** Start of Data supplied **

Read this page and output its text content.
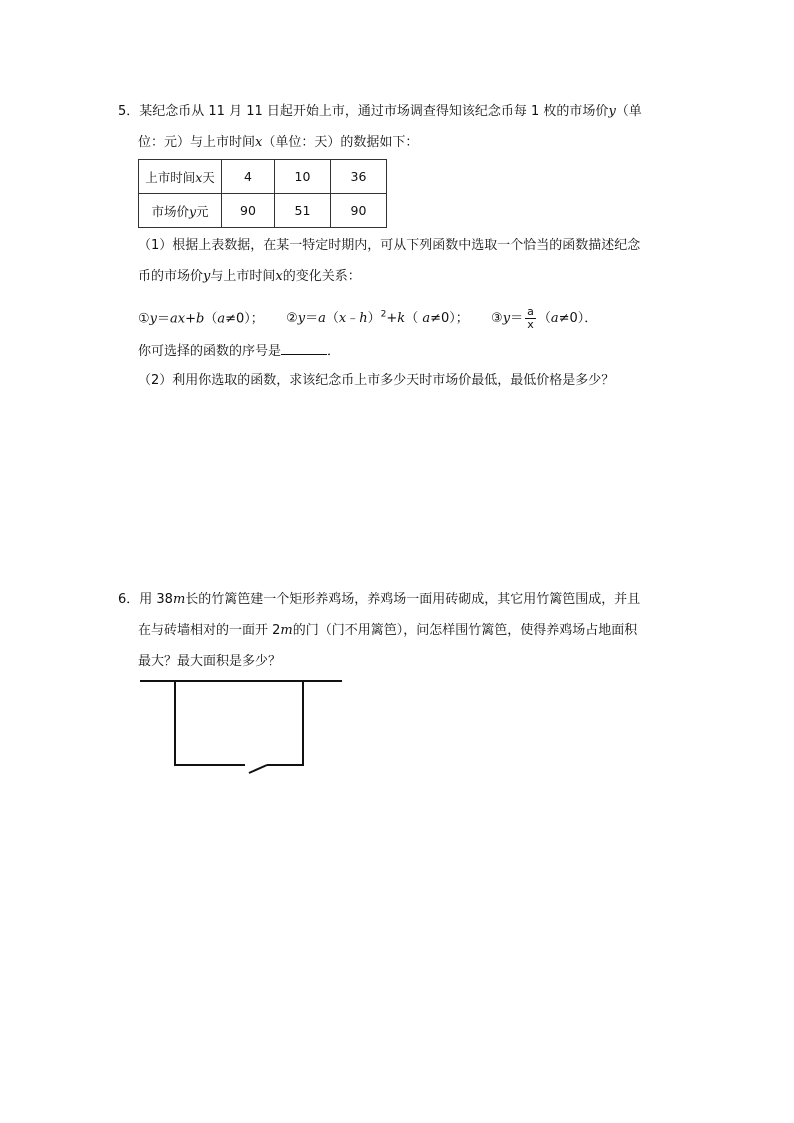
5．某纪念币从 11 月 11 日起开始上市，通过市场调查得知该纪念币每 1 枚的市场价y（单
位：元）与上市时间x（单位：天）的数据如下：
上市时间x天	4	10	36
市场价y元	90	51	90
（1）根据上表数据，在某一特定时期内，可从下列函数中选取一个恰当的函数描述纪念
币的市场价y与上市时间x的变化关系：
①y＝ax+b（a≠0）； ②y＝a（x﹣h）$^2$+k（ a≠0）； ③y＝ $\frac{a}{x} (a\ne 0)$．
你可选择的函数的序号是	．
（2）利用你选取的函数，求该纪念币上市多少天时市场价最低，最低价格是多少？
6．用 38m长的竹篱笆建一个矩形养鸡场，养鸡场一面用砖砌成，其它用竹篱笆围成，并且
在与砖墙相对的一面开 2m的门（门不用篱笆），问怎样围竹篱笆，使得养鸡场占地面积
最大？最大面积是多少？
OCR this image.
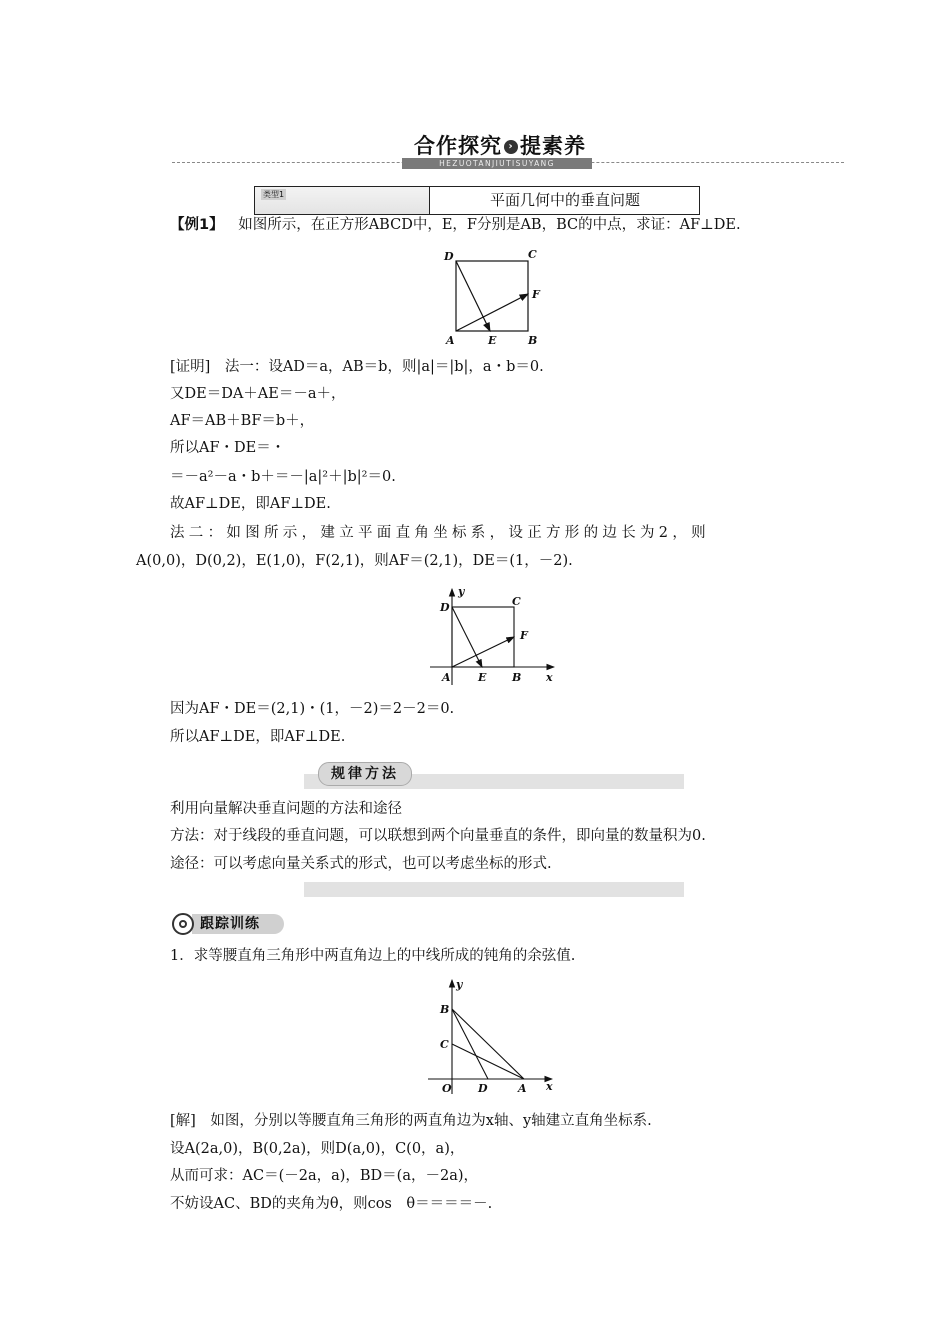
合作探究 › 提素养
HEZUOTANJIUTISUYANG
类型1	平面几何中的垂直问题
【例1】 如图所示，在正方形ABCD中，E，F分别是AB，BC的中点，求证：AF⊥DE.
D	C
F
A	E	B
[证明]　法一：设AD＝a，AB＝b，则|a|＝|b|，a・b＝0.
又DE＝DA＋AE＝－a＋，
AF＝AB＋BF＝b＋，
所以AF・DE＝・
＝－a²－a・b＋＝－|a|²＋|b|²＝0.
故AF⊥DE，即AF⊥DE.
法二：如图所示，建立平面直角坐标系，设正方形的边长为2，则
A(0,0)，D(0,2)，E(1,0)，F(2,1)，则AF＝(2,1)，DE＝(1，－2).
y
D	C
F
A E B x
因为AF・DE＝(2,1)・(1，－2)＝2－2＝0.
所以AF⊥DE，即AF⊥DE.
规律方法
利用向量解决垂直问题的方法和途径
方法：对于线段的垂直问题，可以联想到两个向量垂直的条件，即向量的数量积为0.
途径：可以考虑向量关系式的形式，也可以考虑坐标的形式.
跟踪训练
1．求等腰直角三角形中两直角边上的中线所成的钝角的余弦值.
y
B
C
O D	A x
[解]　如图，分别以等腰直角三角形的两直角边为x轴、y轴建立直角坐标系.
设A(2a,0)，B(0,2a)，则D(a,0)，C(0，a)，
从而可求：AC＝(－2a，a)，BD＝(a，－2a)，
不妨设AC、BD的夹角为θ，则cos　θ＝＝＝＝－.
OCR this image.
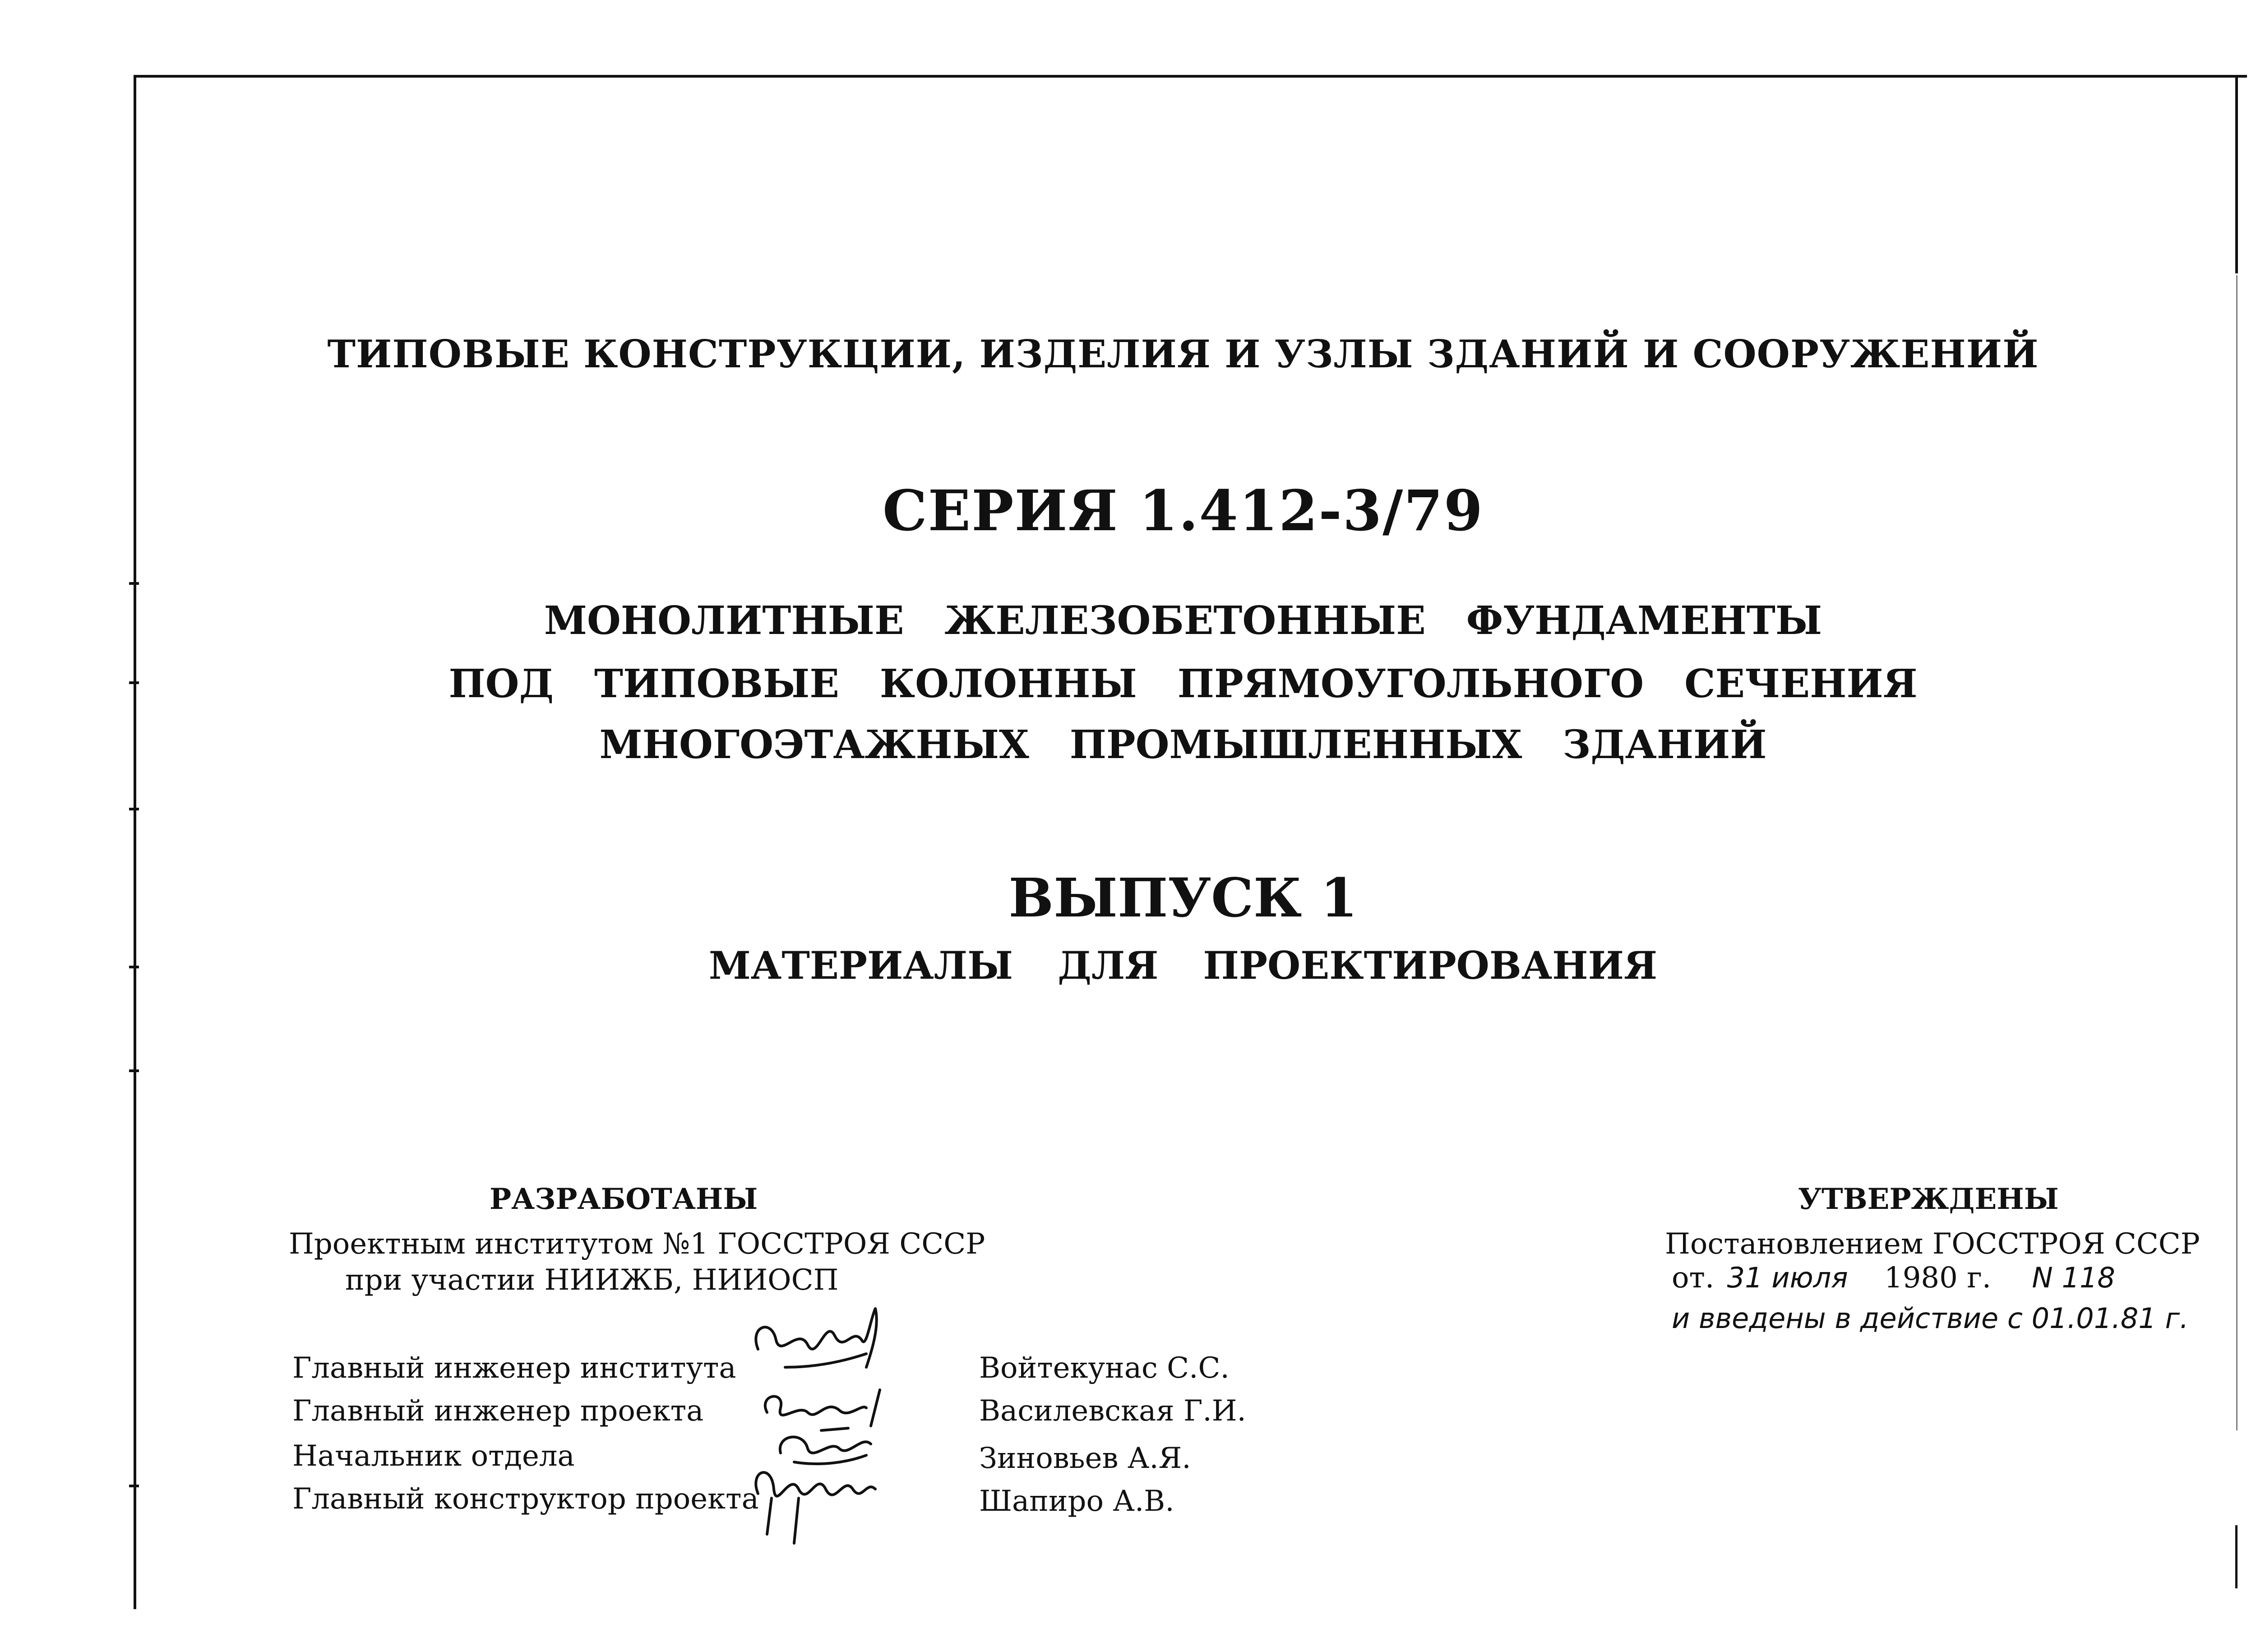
ТИПОВЫЕ КОНСТРУКЦИИ, ИЗДЕЛИЯ И УЗЛЫ ЗДАНИЙ И СООРУЖЕНИЙ
СЕРИЯ 1.412-3/79
МОНОЛИТНЫЕ ЖЕЛЕЗОБЕТОННЫЕ ФУНДАМЕНТЫ
ПОД ТИПОВЫЕ КОЛОННЫ ПРЯМОУГОЛЬНОГО СЕЧЕНИЯ
МНОГОЭТАЖНЫХ ПРОМЫШЛЕННЫХ ЗДАНИЙ
ВЫПУСК 1
МАТЕРИАЛЫ ДЛЯ ПРОЕКТИРОВАНИЯ
РАЗРАБОТАНЫ
Проектным институтом №1 ГОССТРОЯ СССР
при участии НИИЖБ, НИИОСП
УТВЕРЖДЕНЫ
Постановлением ГОССТРОЯ СССР
от. 31 июля 1980 г. N 118
и введены в действие с 01.01.81 г.
Главный инженер института
Главный инженер проекта
Начальник отдела
Главный конструктор проекта
Войтекунас С.С.
Василевская Г.И.
Зиновьев А.Я.
Шапиро А.В.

** End of Data supplied **

→ What you have to do
Set down the material exactly, every line of it, except for the pictures.

→ Answer below
Read this page and output its text content.
5．某纪念币从 11 月 11 日起开始上市，通过市场调查得知该纪念币每 1 枚的市场价y（单
位：元）与上市时间x（单位：天）的数据如下：
上市时间x天	4	10	36
市场价y元	90	51	90
（1）根据上表数据，在某一特定时期内，可从下列函数中选取一个恰当的函数描述纪念
币的市场价y与上市时间x的变化关系：
①y＝ax+b（a≠0）； ②y＝a（x﹣h）$^2$+k（ a≠0）； ③y＝ $\frac{a}{x} (a\ne 0)$．
你可选择的函数的序号是	．
（2）利用你选取的函数，求该纪念币上市多少天时市场价最低，最低价格是多少？
6．用 38m长的竹篱笆建一个矩形养鸡场，养鸡场一面用砖砌成，其它用竹篱笆围成，并且
在与砖墙相对的一面开 2m的门（门不用篱笆），问怎样围竹篱笆，使得养鸡场占地面积
最大？最大面积是多少？
OCR this image.
合作探究 › 提素养
HEZUOTANJIUTISUYANG
类型1	平面几何中的垂直问题
【例1】 如图所示，在正方形ABCD中，E，F分别是AB，BC的中点，求证：AF⊥DE.
D	C
F
A	E	B
[证明]　法一：设AD＝a，AB＝b，则|a|＝|b|，a・b＝0.
又DE＝DA＋AE＝－a＋，
AF＝AB＋BF＝b＋，
所以AF・DE＝・
＝－a²－a・b＋＝－|a|²＋|b|²＝0.
故AF⊥DE，即AF⊥DE.
法二：如图所示，建立平面直角坐标系，设正方形的边长为2，则
A(0,0)，D(0,2)，E(1,0)，F(2,1)，则AF＝(2,1)，DE＝(1，－2).
y
D	C
F
A E B x
因为AF・DE＝(2,1)・(1，－2)＝2－2＝0.
所以AF⊥DE，即AF⊥DE.
规律方法
利用向量解决垂直问题的方法和途径
方法：对于线段的垂直问题，可以联想到两个向量垂直的条件，即向量的数量积为0.
途径：可以考虑向量关系式的形式，也可以考虑坐标的形式.
跟踪训练
1．求等腰直角三角形中两直角边上的中线所成的钝角的余弦值.
y
B
C
O D	A x
[解]　如图，分别以等腰直角三角形的两直角边为x轴、y轴建立直角坐标系.
设A(2a,0)，B(0,2a)，则D(a,0)，C(0，a)，
从而可求：AC＝(－2a，a)，BD＝(a，－2a)，
不妨设AC、BD的夹角为θ，则cos　θ＝＝＝＝－.
OCR this image.
ТИПОВЫЕ КОНСТРУКЦИИ, ИЗДЕЛИЯ И УЗЛЫ ЗДАНИЙ И СООРУЖЕНИЙ
СЕРИЯ 1.412-3/79
МОНОЛИТНЫЕ ЖЕЛЕЗОБЕТОННЫЕ ФУНДАМЕНТЫ
ПОД ТИПОВЫЕ КОЛОННЫ ПРЯМОУГОЛЬНОГО СЕЧЕНИЯ
МНОГОЭТАЖНЫХ ПРОМЫШЛЕННЫХ ЗДАНИЙ
ВЫПУСК 1
МАТЕРИАЛЫ ДЛЯ ПРОЕКТИРОВАНИЯ
РАЗРАБОТАНЫ
Проектным институтом №1 ГОССТРОЯ СССР
при участии НИИЖБ, НИИОСП
УТВЕРЖДЕНЫ
Постановлением ГОССТРОЯ СССР
от. 31 июля 1980 г. N 118
и введены в действие с 01.01.81 г.
Главный инженер института
Главный инженер проекта
Начальник отдела
Главный конструктор проекта
Войтекунас С.С.
Василевская Г.И.
Зиновьев А.Я.
Шапиро А.В.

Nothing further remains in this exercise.